Entries from a visual dataset:
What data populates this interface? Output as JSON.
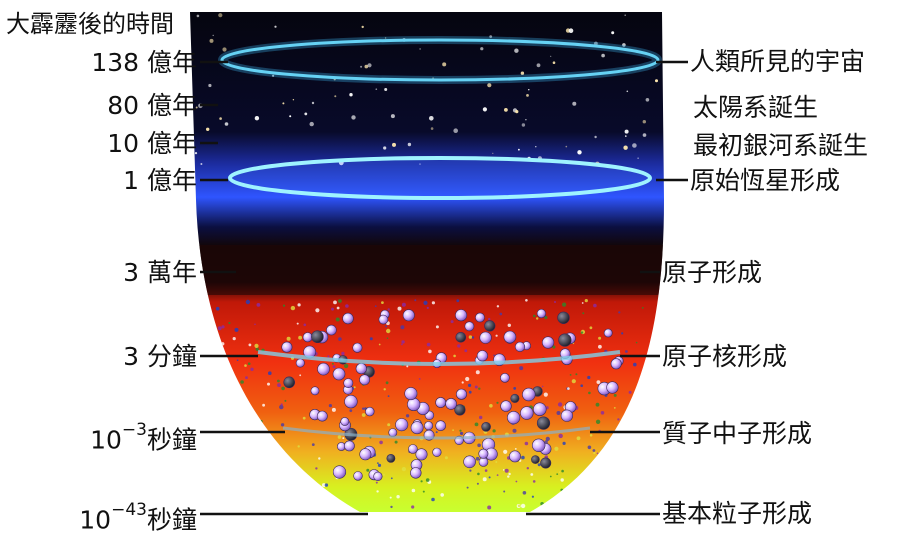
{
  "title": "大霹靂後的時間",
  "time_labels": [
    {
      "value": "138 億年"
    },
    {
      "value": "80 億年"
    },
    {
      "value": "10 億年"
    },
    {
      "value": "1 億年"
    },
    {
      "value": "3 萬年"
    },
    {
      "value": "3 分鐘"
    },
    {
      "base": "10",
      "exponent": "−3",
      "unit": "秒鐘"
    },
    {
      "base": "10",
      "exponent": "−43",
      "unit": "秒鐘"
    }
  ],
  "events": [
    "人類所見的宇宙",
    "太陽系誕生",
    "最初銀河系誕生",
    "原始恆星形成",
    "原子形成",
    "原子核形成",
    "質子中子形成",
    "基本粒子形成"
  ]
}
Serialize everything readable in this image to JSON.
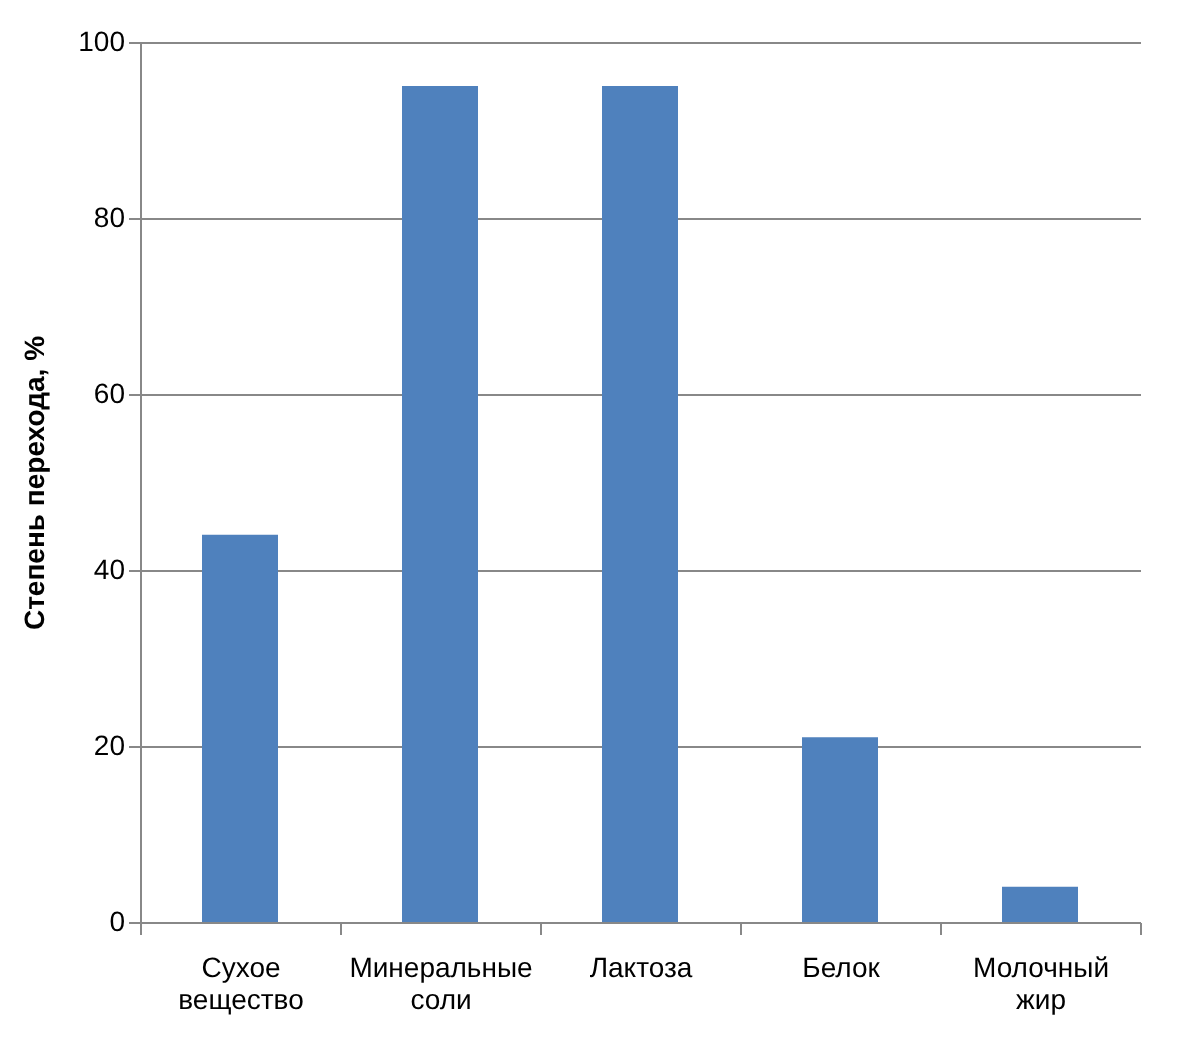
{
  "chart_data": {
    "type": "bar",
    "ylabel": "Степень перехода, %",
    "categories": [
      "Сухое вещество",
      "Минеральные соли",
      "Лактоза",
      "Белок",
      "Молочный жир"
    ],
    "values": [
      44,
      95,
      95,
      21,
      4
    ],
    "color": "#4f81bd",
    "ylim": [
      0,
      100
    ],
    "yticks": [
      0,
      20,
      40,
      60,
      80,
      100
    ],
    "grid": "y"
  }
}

▸ The request:
All entries must be written out again exactly as given, with no pictures in the copy.

▸ Answer:
What data populates this interface? Output as JSON.
{
  "title": "大霹靂後的時間",
  "time_labels": [
    {
      "value": "138 億年"
    },
    {
      "value": "80 億年"
    },
    {
      "value": "10 億年"
    },
    {
      "value": "1 億年"
    },
    {
      "value": "3 萬年"
    },
    {
      "value": "3 分鐘"
    },
    {
      "base": "10",
      "exponent": "−3",
      "unit": "秒鐘"
    },
    {
      "base": "10",
      "exponent": "−43",
      "unit": "秒鐘"
    }
  ],
  "events": [
    "人類所見的宇宙",
    "太陽系誕生",
    "最初銀河系誕生",
    "原始恆星形成",
    "原子形成",
    "原子核形成",
    "質子中子形成",
    "基本粒子形成"
  ]
}
Serialize everything readable in this image to JSON.
{
  "chart_data": {
    "type": "bar",
    "ylabel": "Степень перехода, %",
    "categories": [
      "Сухое вещество",
      "Минеральные соли",
      "Лактоза",
      "Белок",
      "Молочный жир"
    ],
    "values": [
      44,
      95,
      95,
      21,
      4
    ],
    "color": "#4f81bd",
    "ylim": [
      0,
      100
    ],
    "yticks": [
      0,
      20,
      40,
      60,
      80,
      100
    ],
    "grid": "y"
  }
}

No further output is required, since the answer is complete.